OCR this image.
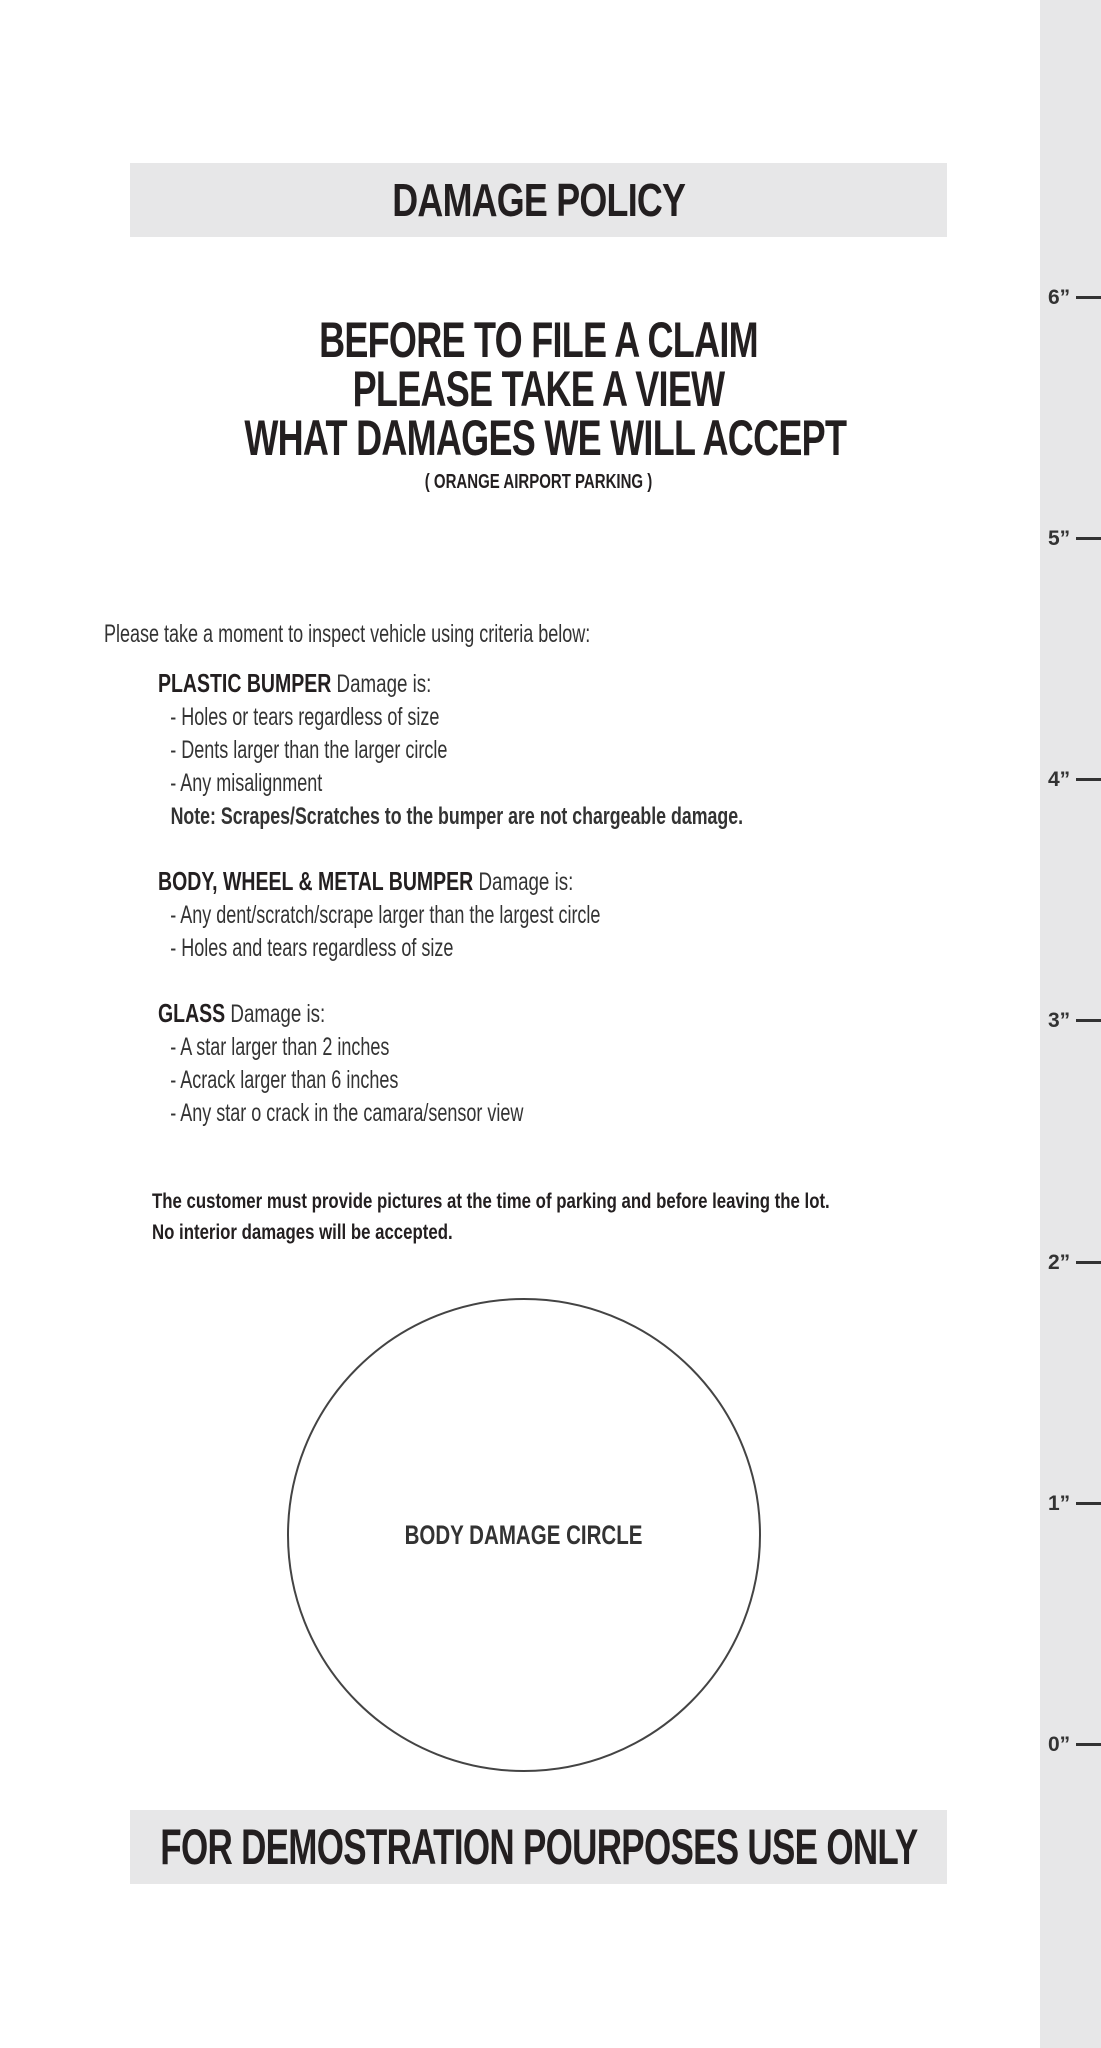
6”
5”
4”
3”
2”
1”
0”
DAMAGE POLICY
BEFORE TO FILE A CLAIM
PLEASE TAKE A VIEW
WHAT DAMAGES WE WILL ACCEPT
( ORANGE AIRPORT PARKING )
Please take a moment to inspect vehicle using criteria below:
PLASTIC BUMPER Damage is:
- Holes or tears regardless of size
- Dents larger than the larger circle
- Any misalignment
Note: Scrapes/Scratches to the bumper are not chargeable damage.
BODY, WHEEL & METAL BUMPER Damage is:
- Any dent/scratch/scrape larger than the largest circle
- Holes and tears regardless of size
GLASS Damage is:
- A star larger than 2 inches
- Acrack larger than 6 inches
- Any star o crack in the camara/sensor view
The customer must provide pictures at the time of parking and before leaving the lot.
No interior damages will be accepted.
BODY DAMAGE CIRCLE
FOR DEMOSTRATION POURPOSES USE ONLY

- **Directions for this task**:
Reproduce every record above exactly, omitting the pictures.

- **Task result**:
OCR this image.
6”
5”
4”
3”
2”
1”
0”
DAMAGE POLICY
BEFORE TO FILE A CLAIM
PLEASE TAKE A VIEW
WHAT DAMAGES WE WILL ACCEPT
( ORANGE AIRPORT PARKING )
Please take a moment to inspect vehicle using criteria below:
PLASTIC BUMPER Damage is:
- Holes or tears regardless of size
- Dents larger than the larger circle
- Any misalignment
Note: Scrapes/Scratches to the bumper are not chargeable damage.
BODY, WHEEL & METAL BUMPER Damage is:
- Any dent/scratch/scrape larger than the largest circle
- Holes and tears regardless of size
GLASS Damage is:
- A star larger than 2 inches
- Acrack larger than 6 inches
- Any star o crack in the camara/sensor view
The customer must provide pictures at the time of parking and before leaving the lot.
No interior damages will be accepted.
BODY DAMAGE CIRCLE
FOR DEMOSTRATION POURPOSES USE ONLY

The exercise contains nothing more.